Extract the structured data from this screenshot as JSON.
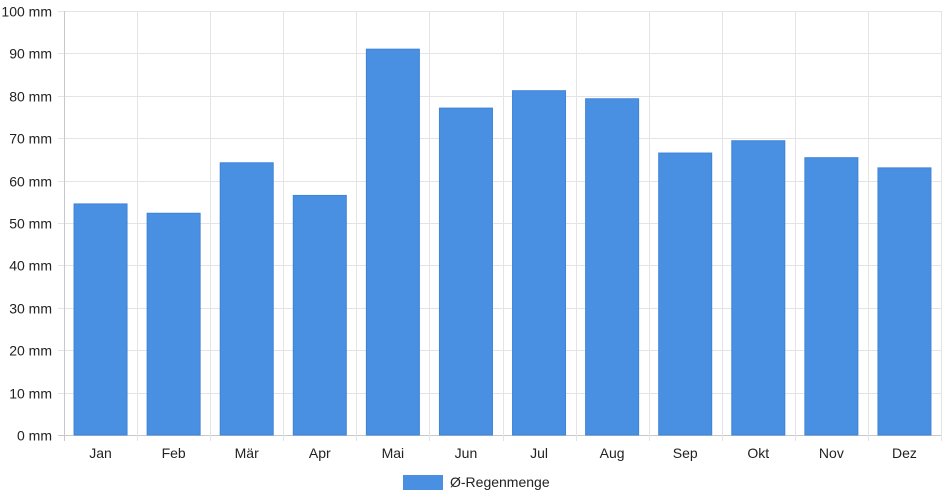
{
  "chart_data": {
    "type": "bar",
    "categories": [
      "Jan",
      "Feb",
      "Mär",
      "Apr",
      "Mai",
      "Jun",
      "Jul",
      "Aug",
      "Sep",
      "Okt",
      "Nov",
      "Dez"
    ],
    "series": [
      {
        "name": "Ø-Regenmenge",
        "values": [
          54.5,
          52.3,
          64.2,
          56.5,
          91.0,
          77.1,
          81.2,
          79.3,
          66.5,
          69.4,
          65.4,
          63.0
        ]
      }
    ],
    "title": "",
    "xlabel": "",
    "ylabel": "",
    "ylim": [
      0,
      100
    ],
    "ytick_step": 10,
    "y_unit_suffix": " mm",
    "grid": true,
    "legend_position": "bottom",
    "colors": {
      "bar": "#4a90e2",
      "grid": "#e4e4e4",
      "axis": "#c8c8c8"
    }
  }
}
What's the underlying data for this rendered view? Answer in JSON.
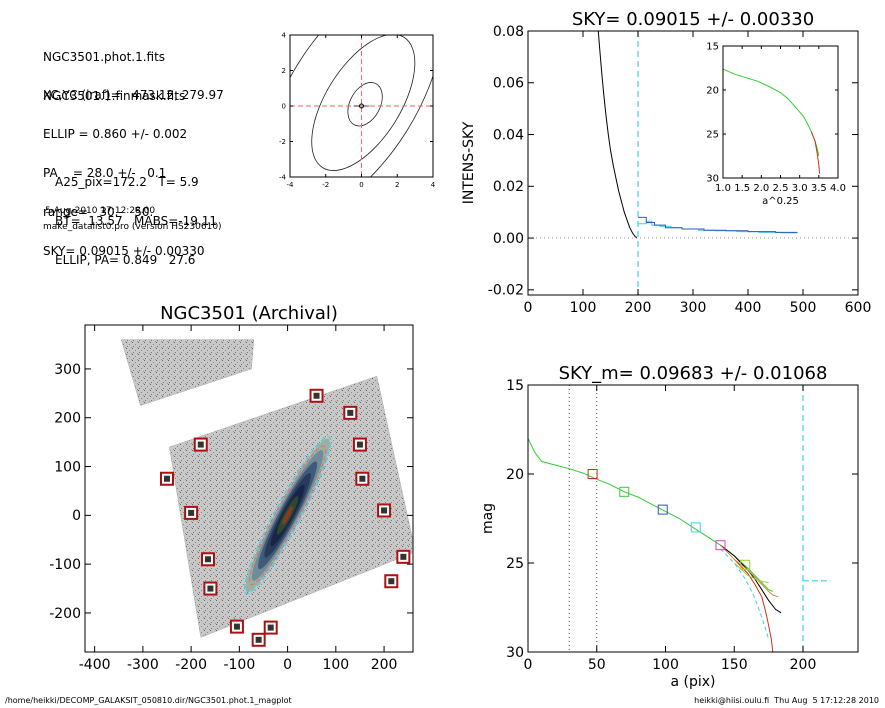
{
  "info": {
    "files": [
      "NGC3501.phot.1.fits",
      "NGC3501.1.finmask.fits"
    ],
    "params": [
      "XC,YC (iraf)=   473.12, 279.97",
      "ELLIP = 0.860 +/- 0.002",
      "PA    = 28.0 +/-   0.1",
      "range=   30.-   50.",
      "SKY= 0.09015 +/- 0.00330"
    ],
    "derived": [
      "A25_pix=172.2   T= 5.9",
      "BT=  13.57   MABS=-19.11",
      "ELLIP, PA= 0.849   27.6"
    ],
    "date": "5-Aug-2010 17:12:28.00",
    "program": "make_datalist0.pro (version HS230610)"
  },
  "footer": {
    "left": "/home/heikki/DECOMP_GALAKSIT_050810.dir/NGC3501.phot.1_magplot",
    "right": "heikki@hiisi.oulu.fi  Thu Aug  5 17:12:28 2010"
  },
  "colors": {
    "black": "#000000",
    "grid": "#999999",
    "cyan": "#44ccee",
    "navy": "#3355bb",
    "green": "#33cc33",
    "red": "#cc3311",
    "orange": "#dd8833",
    "magenta": "#cc44cc",
    "yellowgreen": "#99cc33",
    "dashred": "#ee6666",
    "boxred": "#aa1111"
  },
  "chart_data": [
    {
      "type": "line",
      "id": "contour",
      "title": "",
      "xlim": [
        -4,
        4
      ],
      "ylim": [
        -4,
        4
      ],
      "xticks": [
        -4,
        -2,
        0,
        2,
        4
      ],
      "yticks": [
        -4,
        -2,
        0,
        2,
        4
      ],
      "x_tick_labels": [
        "-4",
        "-2",
        "0",
        "2",
        "4"
      ],
      "y_tick_labels": [
        "-4",
        "-2",
        "0",
        "2",
        "4"
      ],
      "crosshair": [
        0,
        0
      ],
      "contours": [
        {
          "cx": 0.2,
          "cy": 0.1,
          "a": 1.3,
          "b": 0.85,
          "angle_deg": 62
        },
        {
          "cx": 0.1,
          "cy": 0.2,
          "a": 4.3,
          "b": 2.1,
          "angle_deg": 58
        },
        {
          "cx": -0.5,
          "cy": 0.5,
          "a": 7.5,
          "b": 3.6,
          "angle_deg": 58
        }
      ]
    },
    {
      "type": "line",
      "id": "sky",
      "title": "SKY= 0.09015 +/- 0.00330",
      "xlabel": "",
      "ylabel": "INTENS-SKY",
      "xlim": [
        0,
        600
      ],
      "ylim": [
        -0.022,
        0.08
      ],
      "xticks": [
        0,
        100,
        200,
        300,
        400,
        500,
        600
      ],
      "yticks": [
        -0.02,
        0.0,
        0.02,
        0.04,
        0.06,
        0.08
      ],
      "x_tick_labels": [
        "0",
        "100",
        "200",
        "300",
        "400",
        "500",
        "600"
      ],
      "y_tick_labels": [
        "-0.02",
        "0.00",
        "0.02",
        "0.04",
        "0.06",
        "0.08"
      ],
      "zero_line": 0,
      "vline": 200,
      "series": [
        {
          "color": "black",
          "x": [
            127,
            130,
            134,
            138,
            142,
            146,
            150,
            155,
            160,
            165,
            170,
            175,
            180,
            185,
            190,
            195,
            198
          ],
          "y": [
            0.082,
            0.074,
            0.064,
            0.055,
            0.047,
            0.04,
            0.034,
            0.028,
            0.023,
            0.018,
            0.014,
            0.01,
            0.007,
            0.004,
            0.002,
            0.0005,
            0.0002
          ]
        },
        {
          "color": "cyan",
          "x": [
            200,
            215,
            215,
            225,
            225,
            240,
            240,
            260,
            260,
            280,
            280,
            310,
            310,
            340,
            340,
            380,
            380,
            420,
            420,
            460,
            460,
            490
          ],
          "y": [
            0.0055,
            0.0055,
            0.0065,
            0.0065,
            0.005,
            0.005,
            0.0045,
            0.0045,
            0.004,
            0.004,
            0.0035,
            0.0035,
            0.003,
            0.003,
            0.0028,
            0.0028,
            0.0025,
            0.0025,
            0.0022,
            0.0022,
            0.002,
            0.002
          ]
        },
        {
          "color": "navy",
          "x": [
            200,
            215,
            215,
            230,
            230,
            250,
            250,
            280,
            280,
            320,
            320,
            360,
            360,
            400,
            400,
            450,
            450,
            490
          ],
          "y": [
            0.008,
            0.008,
            0.006,
            0.006,
            0.005,
            0.005,
            0.004,
            0.004,
            0.0035,
            0.0035,
            0.003,
            0.003,
            0.0028,
            0.0028,
            0.0025,
            0.0025,
            0.0022,
            0.0022
          ]
        }
      ]
    },
    {
      "type": "line",
      "id": "sky-inset",
      "title": "",
      "xlabel": "a^0.25",
      "xlim": [
        1.0,
        4.0
      ],
      "ylim": [
        30,
        15
      ],
      "xticks": [
        1.0,
        1.5,
        2.0,
        2.5,
        3.0,
        3.5,
        4.0
      ],
      "yticks": [
        15,
        20,
        25,
        30
      ],
      "x_tick_labels": [
        "1.0",
        "1.5",
        "2.0",
        "2.5",
        "3.0",
        "3.5",
        "4.0"
      ],
      "y_tick_labels": [
        "15",
        "20",
        "25",
        "30"
      ],
      "series": [
        {
          "color": "green",
          "x": [
            1.0,
            1.3,
            1.6,
            1.9,
            2.2,
            2.5,
            2.7,
            2.9,
            3.1,
            3.2,
            3.3,
            3.4,
            3.45,
            3.5
          ],
          "y": [
            17.6,
            18.2,
            18.6,
            19.0,
            19.6,
            20.3,
            21.0,
            22.0,
            23.0,
            23.8,
            24.7,
            25.8,
            26.5,
            27.5
          ]
        },
        {
          "color": "red",
          "x": [
            3.3,
            3.4,
            3.45,
            3.5,
            3.52
          ],
          "y": [
            24.7,
            25.8,
            27.0,
            28.5,
            29.5
          ]
        }
      ]
    },
    {
      "type": "scatter",
      "id": "image",
      "title": "NGC3501 (Archival)",
      "xlim": [
        -420,
        260
      ],
      "ylim": [
        -280,
        390
      ],
      "xticks": [
        -400,
        -300,
        -200,
        -100,
        0,
        100,
        200
      ],
      "yticks": [
        -200,
        -100,
        0,
        100,
        200,
        300
      ],
      "x_tick_labels": [
        "-400",
        "-300",
        "-200",
        "-100",
        "0",
        "100",
        "200"
      ],
      "y_tick_labels": [
        "-200",
        "-100",
        "0",
        "100",
        "200",
        "300"
      ],
      "galaxy": {
        "cx": 0,
        "cy": 0,
        "a": 180,
        "b": 25,
        "pa_deg": 28
      },
      "field_polygons": [
        [
          [
            -345,
            360
          ],
          [
            -70,
            360
          ],
          [
            -75,
            300
          ],
          [
            -305,
            225
          ]
        ],
        [
          [
            -245,
            140
          ],
          [
            185,
            285
          ],
          [
            265,
            -75
          ],
          [
            -180,
            -250
          ]
        ]
      ],
      "star_boxes": [
        {
          "x": 60,
          "y": 245
        },
        {
          "x": 130,
          "y": 210
        },
        {
          "x": -180,
          "y": 145
        },
        {
          "x": 150,
          "y": 145
        },
        {
          "x": -250,
          "y": 75
        },
        {
          "x": 155,
          "y": 75
        },
        {
          "x": -200,
          "y": 5
        },
        {
          "x": 200,
          "y": 10
        },
        {
          "x": -165,
          "y": -90
        },
        {
          "x": 240,
          "y": -85
        },
        {
          "x": -160,
          "y": -150
        },
        {
          "x": 215,
          "y": -135
        },
        {
          "x": -105,
          "y": -228
        },
        {
          "x": -35,
          "y": -230
        },
        {
          "x": -60,
          "y": -255
        }
      ]
    },
    {
      "type": "line",
      "id": "mag",
      "title": "SKY_m=  0.09683 +/- 0.01068",
      "xlabel": "a (pix)",
      "ylabel": "mag",
      "xlim": [
        0,
        240
      ],
      "ylim": [
        30,
        15
      ],
      "xticks": [
        0,
        50,
        100,
        150,
        200
      ],
      "yticks": [
        15,
        20,
        25,
        30
      ],
      "x_tick_labels": [
        "0",
        "50",
        "100",
        "150",
        "200"
      ],
      "y_tick_labels": [
        "15",
        "20",
        "25",
        "30"
      ],
      "range_lines": [
        30,
        50
      ],
      "vline": 200,
      "sky_segment": {
        "x": [
          200,
          220
        ],
        "y": 26.0
      },
      "series": [
        {
          "color": "green",
          "x": [
            0,
            5,
            10,
            20,
            30,
            40,
            50,
            60,
            70,
            80,
            90,
            100,
            110,
            120,
            130,
            140,
            150,
            160,
            165,
            170,
            175,
            178
          ],
          "y": [
            18.0,
            18.8,
            19.3,
            19.5,
            19.7,
            19.95,
            20.3,
            20.6,
            21.0,
            21.3,
            21.7,
            22.1,
            22.5,
            23.0,
            23.5,
            24.0,
            24.6,
            25.3,
            25.7,
            26.1,
            26.5,
            26.6
          ]
        },
        {
          "color": "black",
          "x": [
            140,
            150,
            160,
            165,
            170,
            175,
            180,
            184
          ],
          "y": [
            24.0,
            24.6,
            25.4,
            25.9,
            26.5,
            27.1,
            27.6,
            27.8
          ]
        },
        {
          "color": "red",
          "x": [
            150,
            160,
            165,
            170,
            173,
            175,
            177,
            178
          ],
          "y": [
            24.8,
            25.6,
            26.2,
            26.9,
            27.8,
            28.5,
            29.3,
            30.0
          ]
        },
        {
          "color": "orange",
          "x": [
            140,
            150,
            160,
            165,
            170,
            175,
            178,
            182
          ],
          "y": [
            24.0,
            24.8,
            25.4,
            25.8,
            26.2,
            26.6,
            26.8,
            26.9
          ]
        },
        {
          "color": "cyan",
          "x": [
            140,
            150,
            158,
            164,
            168,
            172,
            175
          ],
          "y": [
            24.2,
            25.0,
            25.9,
            26.8,
            27.6,
            28.5,
            29.3
          ]
        },
        {
          "color": "yellowgreen",
          "x": [
            150,
            160,
            168,
            175
          ],
          "y": [
            25.0,
            25.7,
            26.0,
            26.1
          ]
        }
      ],
      "markers": [
        {
          "x": 47,
          "y": 20.0,
          "color": "red"
        },
        {
          "x": 70,
          "y": 21.0,
          "color": "green"
        },
        {
          "x": 98,
          "y": 22.0,
          "color": "navy"
        },
        {
          "x": 122,
          "y": 23.0,
          "color": "cyan"
        },
        {
          "x": 140,
          "y": 24.0,
          "color": "magenta"
        },
        {
          "x": 158,
          "y": 25.1,
          "color": "yellowgreen"
        }
      ]
    }
  ]
}
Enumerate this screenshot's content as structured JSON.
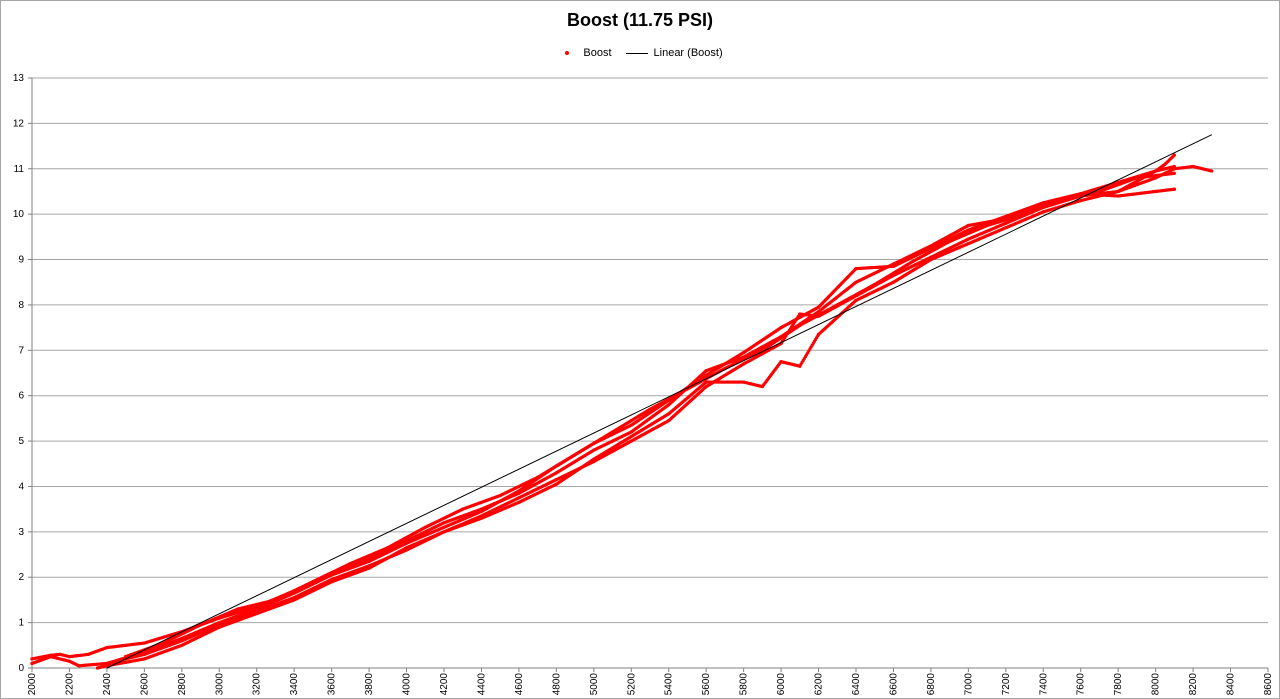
{
  "chart_data": {
    "type": "scatter",
    "title": "Boost (11.75 PSI)",
    "legend": {
      "position": "top",
      "entries": [
        "Boost",
        "Linear (Boost)"
      ]
    },
    "xlabel": "",
    "ylabel": "",
    "xlim": [
      2000,
      8600
    ],
    "ylim": [
      0,
      13
    ],
    "x_ticks": [
      2000,
      2200,
      2400,
      2600,
      2800,
      3000,
      3200,
      3400,
      3600,
      3800,
      4000,
      4200,
      4400,
      4600,
      4800,
      5000,
      5200,
      5400,
      5600,
      5800,
      6000,
      6200,
      6400,
      6600,
      6800,
      7000,
      7200,
      7400,
      7600,
      7800,
      8000,
      8200,
      8400,
      8600
    ],
    "y_ticks": [
      0,
      1,
      2,
      3,
      4,
      5,
      6,
      7,
      8,
      9,
      10,
      11,
      12,
      13
    ],
    "grid": {
      "horizontal": true,
      "vertical": false
    },
    "colors": {
      "points": "#ff0000",
      "trend": "#000000",
      "grid": "#a6a6a6"
    },
    "series": [
      {
        "name": "Boost",
        "runs": [
          {
            "x": [
              2000,
              2100,
              2150,
              2200,
              2300,
              2400,
              2600,
              2800,
              3000,
              3200,
              3400,
              3600,
              3800,
              4000,
              4200,
              4400,
              4600,
              4800,
              5000,
              5200,
              5400,
              5600,
              5800,
              6000,
              6200,
              6400,
              6600,
              6800,
              7000,
              7200,
              7400,
              7600,
              7800,
              8000,
              8050,
              8100
            ],
            "y": [
              0.2,
              0.28,
              0.3,
              0.25,
              0.3,
              0.45,
              0.55,
              0.8,
              1.1,
              1.35,
              1.7,
              2.1,
              2.4,
              2.8,
              3.2,
              3.5,
              3.85,
              4.3,
              4.8,
              5.2,
              5.8,
              6.55,
              6.85,
              7.3,
              7.85,
              8.5,
              8.9,
              9.3,
              9.75,
              9.9,
              10.2,
              10.45,
              10.7,
              10.95,
              11.1,
              11.3
            ]
          },
          {
            "x": [
              2000,
              2100,
              2200,
              2250,
              2400,
              2600,
              2800,
              3000,
              3200,
              3400,
              3600,
              3800,
              4000,
              4200,
              4400,
              4600,
              4800,
              5000,
              5200,
              5400,
              5600,
              5800,
              6000,
              6100,
              6200,
              6400,
              6600,
              6800,
              7000,
              7200,
              7400,
              7600,
              7800,
              8000,
              8100
            ],
            "y": [
              0.1,
              0.25,
              0.15,
              0.05,
              0.1,
              0.3,
              0.6,
              0.95,
              1.25,
              1.55,
              1.95,
              2.25,
              2.6,
              3.0,
              3.35,
              3.75,
              4.15,
              4.55,
              5.0,
              5.45,
              6.2,
              6.7,
              7.15,
              7.8,
              7.75,
              8.2,
              8.65,
              9.05,
              9.45,
              9.8,
              10.15,
              10.4,
              10.5,
              10.95,
              11.05
            ]
          },
          {
            "x": [
              2350,
              2400,
              2600,
              2800,
              3000,
              3200,
              3400,
              3600,
              3800,
              4000,
              4200,
              4400,
              4600,
              4800,
              5000,
              5200,
              5400,
              5600,
              5800,
              5900,
              6000,
              6100,
              6200,
              6400,
              6600,
              6800,
              7000,
              7200,
              7400,
              7600,
              7800,
              8000,
              8100,
              8200,
              8300
            ],
            "y": [
              0.0,
              0.05,
              0.2,
              0.5,
              0.9,
              1.2,
              1.5,
              1.9,
              2.2,
              2.65,
              3.0,
              3.3,
              3.65,
              4.05,
              4.6,
              5.1,
              5.6,
              6.3,
              6.3,
              6.2,
              6.75,
              6.65,
              7.35,
              8.1,
              8.5,
              9.0,
              9.35,
              9.7,
              10.05,
              10.3,
              10.5,
              10.8,
              11.0,
              11.05,
              10.95
            ]
          },
          {
            "x": [
              2400,
              2600,
              2800,
              3000,
              3200,
              3400,
              3600,
              3800,
              4000,
              4200,
              4400,
              4600,
              4800,
              5000,
              5200,
              5400,
              5600,
              5800,
              6000,
              6200,
              6400,
              6600,
              6800,
              7000,
              7200,
              7400,
              7600,
              7800,
              8000,
              8100
            ],
            "y": [
              0.1,
              0.35,
              0.65,
              1.0,
              1.3,
              1.65,
              2.05,
              2.35,
              2.75,
              3.1,
              3.45,
              3.9,
              4.45,
              4.95,
              5.35,
              5.9,
              6.45,
              6.95,
              7.5,
              7.95,
              8.8,
              8.85,
              9.25,
              9.65,
              9.95,
              10.25,
              10.45,
              10.4,
              10.5,
              10.55
            ]
          },
          {
            "x": [
              2500,
              2700,
              2900,
              3100,
              3300,
              3500,
              3700,
              3900,
              4100,
              4300,
              4500,
              4700,
              4900,
              5100,
              5300,
              5500,
              5700,
              5900,
              6100,
              6300,
              6500,
              6700,
              6900,
              7100,
              7300,
              7500,
              7700,
              7900,
              8100
            ],
            "y": [
              0.25,
              0.55,
              0.95,
              1.3,
              1.5,
              1.9,
              2.3,
              2.65,
              3.1,
              3.5,
              3.8,
              4.2,
              4.7,
              5.2,
              5.7,
              6.15,
              6.6,
              7.0,
              7.55,
              8.0,
              8.45,
              8.95,
              9.4,
              9.75,
              10.0,
              10.3,
              10.5,
              10.8,
              10.9
            ]
          }
        ]
      },
      {
        "name": "Linear (Boost)",
        "x": [
          2400,
          8300
        ],
        "y": [
          0.0,
          11.75
        ]
      }
    ]
  }
}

DO THIS: Report all lines of the data that include the word "JSON".

FULL SOLUTION:
Extract the structured data from this screenshot as JSON.
What's the underlying data for this rendered view? Answer in JSON.
Enumerate this screenshot's content as structured JSON.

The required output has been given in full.